Indicate only the number of lines in the listing below in which the word "Total" appears.

++++ Task inputs

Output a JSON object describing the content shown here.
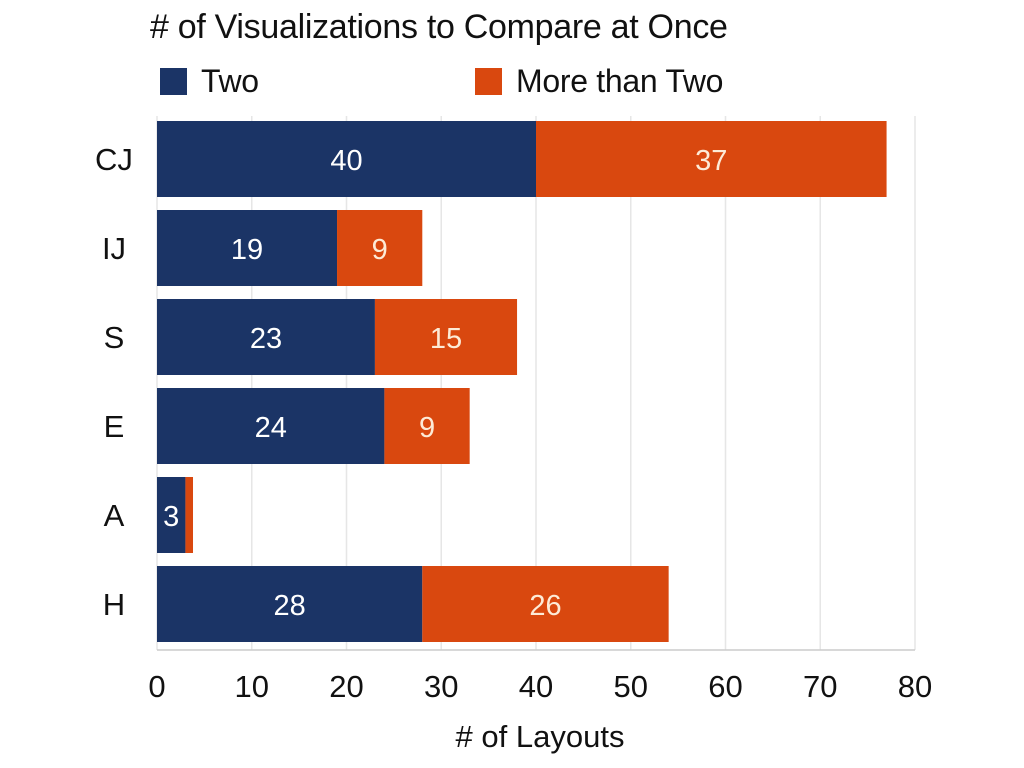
{
  "colors": {
    "two": "#1b3466",
    "more_than_two": "#d9480f",
    "grid": "#e6e6e6",
    "axis": "#cccccc",
    "text": "#111111",
    "bar_label": "#ffffff",
    "bar_label_orange": "#fdebd7"
  },
  "chart_data": {
    "type": "bar",
    "orientation": "horizontal",
    "stacked": true,
    "title": "# of Visualizations to Compare at Once",
    "xlabel": "# of Layouts",
    "ylabel": "",
    "xlim": [
      0,
      80
    ],
    "x_ticks": [
      0,
      10,
      20,
      30,
      40,
      50,
      60,
      70,
      80
    ],
    "grid": true,
    "legend_position": "top",
    "categories": [
      "CJ",
      "IJ",
      "S",
      "E",
      "A",
      "H"
    ],
    "series": [
      {
        "name": "Two",
        "values": [
          40,
          19,
          23,
          24,
          3,
          28
        ],
        "value_labels": [
          "40",
          "19",
          "23",
          "24",
          "3",
          "28"
        ]
      },
      {
        "name": "More than Two",
        "values": [
          37,
          9,
          15,
          9,
          0.8,
          26
        ],
        "value_labels": [
          "37",
          "9",
          "15",
          "9",
          "",
          "26"
        ]
      }
    ]
  }
}
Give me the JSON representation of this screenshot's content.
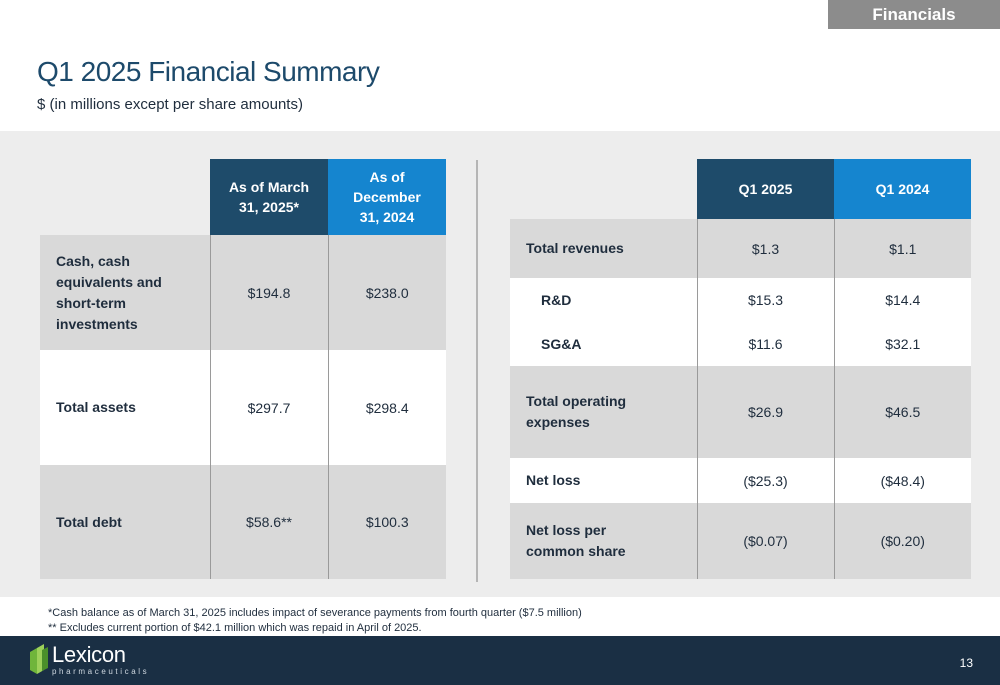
{
  "section_tag": "Financials",
  "title": "Q1 2025 Financial Summary",
  "subtitle": "$ (in millions except per share amounts)",
  "balance_table": {
    "headers": [
      "As of March 31, 2025*",
      "As of December 31, 2024"
    ],
    "rows": [
      {
        "label": "Cash, cash equivalents and short-term investments",
        "values": [
          "$194.8",
          "$238.0"
        ]
      },
      {
        "label": "Total assets",
        "values": [
          "$297.7",
          "$298.4"
        ]
      },
      {
        "label": "Total debt",
        "values": [
          "$58.6**",
          "$100.3"
        ]
      }
    ]
  },
  "income_table": {
    "headers": [
      "Q1 2025",
      "Q1 2024"
    ],
    "rows": [
      {
        "label": "Total revenues",
        "values": [
          "$1.3",
          "$1.1"
        ]
      },
      {
        "label": "R&D",
        "values": [
          "$15.3",
          "$14.4"
        ]
      },
      {
        "label": "SG&A",
        "values": [
          "$11.6",
          "$32.1"
        ]
      },
      {
        "label": "Total operating expenses",
        "values": [
          "$26.9",
          "$46.5"
        ]
      },
      {
        "label": "Net loss",
        "values": [
          "($25.3)",
          "($48.4)"
        ]
      },
      {
        "label": "Net loss per common share",
        "values": [
          "($0.07)",
          "($0.20)"
        ]
      }
    ]
  },
  "footnotes": [
    "*Cash balance as of March 31, 2025 includes impact of severance payments from fourth quarter ($7.5 million)",
    "** Excludes current portion of $42.1 million which was repaid in April of 2025."
  ],
  "logo": {
    "name": "Lexicon",
    "sub": "pharmaceuticals"
  },
  "page_number": "13",
  "colors": {
    "dark_header": "#1e4b6a",
    "bright_header": "#1585cf",
    "footer": "#1a2f44",
    "title": "#1d4a6b"
  }
}
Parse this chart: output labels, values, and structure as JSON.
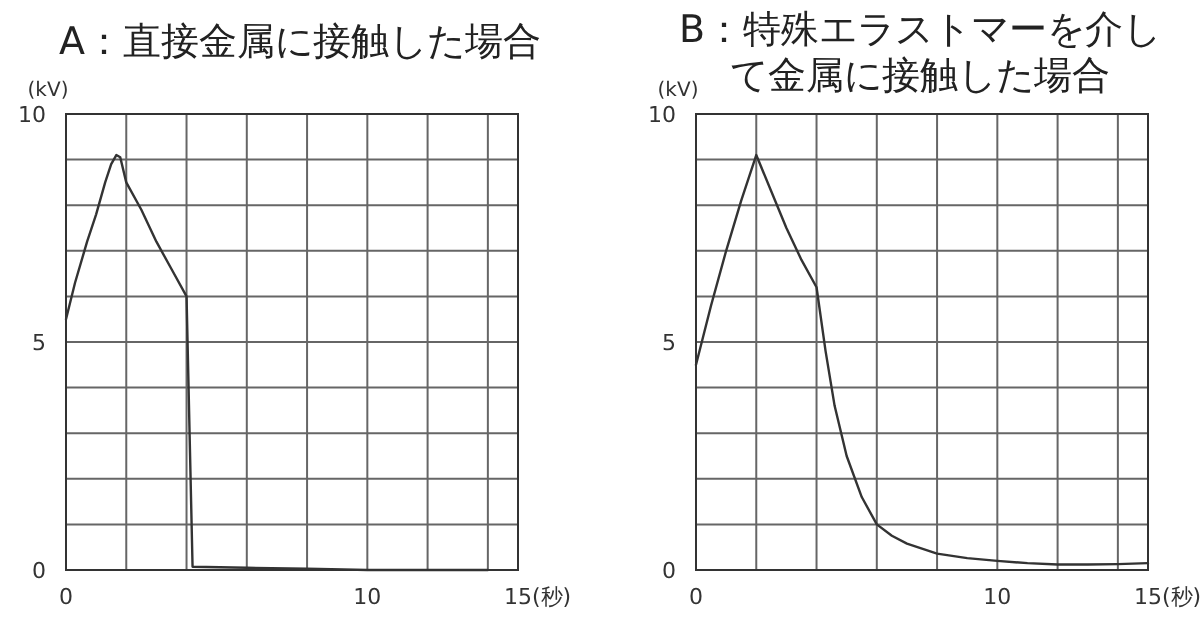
{
  "chart_data": [
    {
      "type": "line",
      "title": "A：直接金属に接触した場合",
      "ylabel": "(kV)",
      "xlim": [
        0,
        15
      ],
      "ylim": [
        0,
        10
      ],
      "xticks": [
        0,
        {
          "value": 2,
          "label": null
        },
        {
          "value": 4,
          "label": null
        },
        {
          "value": 6,
          "label": null
        },
        {
          "value": 8,
          "label": null
        },
        10,
        {
          "value": 12,
          "label": null
        },
        {
          "value": 14,
          "label": null
        },
        15
      ],
      "xlabel": "(秒)",
      "yticks": [
        0,
        {
          "value": 1,
          "label": null
        },
        {
          "value": 2,
          "label": null
        },
        {
          "value": 3,
          "label": null
        },
        {
          "value": 4,
          "label": null
        },
        5,
        {
          "value": 6,
          "label": null
        },
        {
          "value": 7,
          "label": null
        },
        {
          "value": 8,
          "label": null
        },
        {
          "value": 9,
          "label": null
        },
        10
      ],
      "grid": true,
      "marker": "none",
      "line_style": "solid",
      "series": [
        {
          "color": "#333333",
          "x": [
            0,
            0.3,
            0.7,
            1.0,
            1.3,
            1.5,
            1.67,
            1.8,
            2.0,
            2.5,
            3.0,
            3.5,
            4.0,
            4.2,
            6,
            8,
            10,
            12,
            14
          ],
          "values": [
            5.5,
            6.3,
            7.2,
            7.8,
            8.5,
            8.9,
            9.1,
            9.05,
            8.5,
            7.9,
            7.2,
            6.6,
            6.0,
            0.07,
            0.05,
            0.03,
            0.0,
            0.0,
            0.0
          ]
        }
      ]
    },
    {
      "type": "line",
      "title": "B：特殊エラストマーを介して金属に接触した場合",
      "ylabel": "(kV)",
      "xlim": [
        0,
        15
      ],
      "ylim": [
        0,
        10
      ],
      "xticks": [
        0,
        {
          "value": 2,
          "label": null
        },
        {
          "value": 4,
          "label": null
        },
        {
          "value": 6,
          "label": null
        },
        {
          "value": 8,
          "label": null
        },
        10,
        {
          "value": 12,
          "label": null
        },
        {
          "value": 14,
          "label": null
        },
        15
      ],
      "xlabel": "(秒)",
      "yticks": [
        0,
        {
          "value": 1,
          "label": null
        },
        {
          "value": 2,
          "label": null
        },
        {
          "value": 3,
          "label": null
        },
        {
          "value": 4,
          "label": null
        },
        5,
        {
          "value": 6,
          "label": null
        },
        {
          "value": 7,
          "label": null
        },
        {
          "value": 8,
          "label": null
        },
        {
          "value": 9,
          "label": null
        },
        10
      ],
      "grid": true,
      "marker": "none",
      "line_style": "solid",
      "series": [
        {
          "color": "#333333",
          "x": [
            0,
            0.5,
            1.0,
            1.5,
            2.0,
            2.5,
            3.0,
            3.5,
            4.0,
            4.3,
            4.6,
            5.0,
            5.5,
            6.0,
            6.5,
            7,
            8,
            9,
            10,
            11,
            12,
            13,
            14,
            15
          ],
          "values": [
            4.5,
            5.8,
            7.0,
            8.1,
            9.1,
            8.3,
            7.5,
            6.8,
            6.2,
            4.8,
            3.6,
            2.5,
            1.6,
            1.0,
            0.75,
            0.58,
            0.36,
            0.26,
            0.2,
            0.15,
            0.12,
            0.12,
            0.13,
            0.15
          ]
        }
      ]
    }
  ]
}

++++++++

▸ **Full solution**
4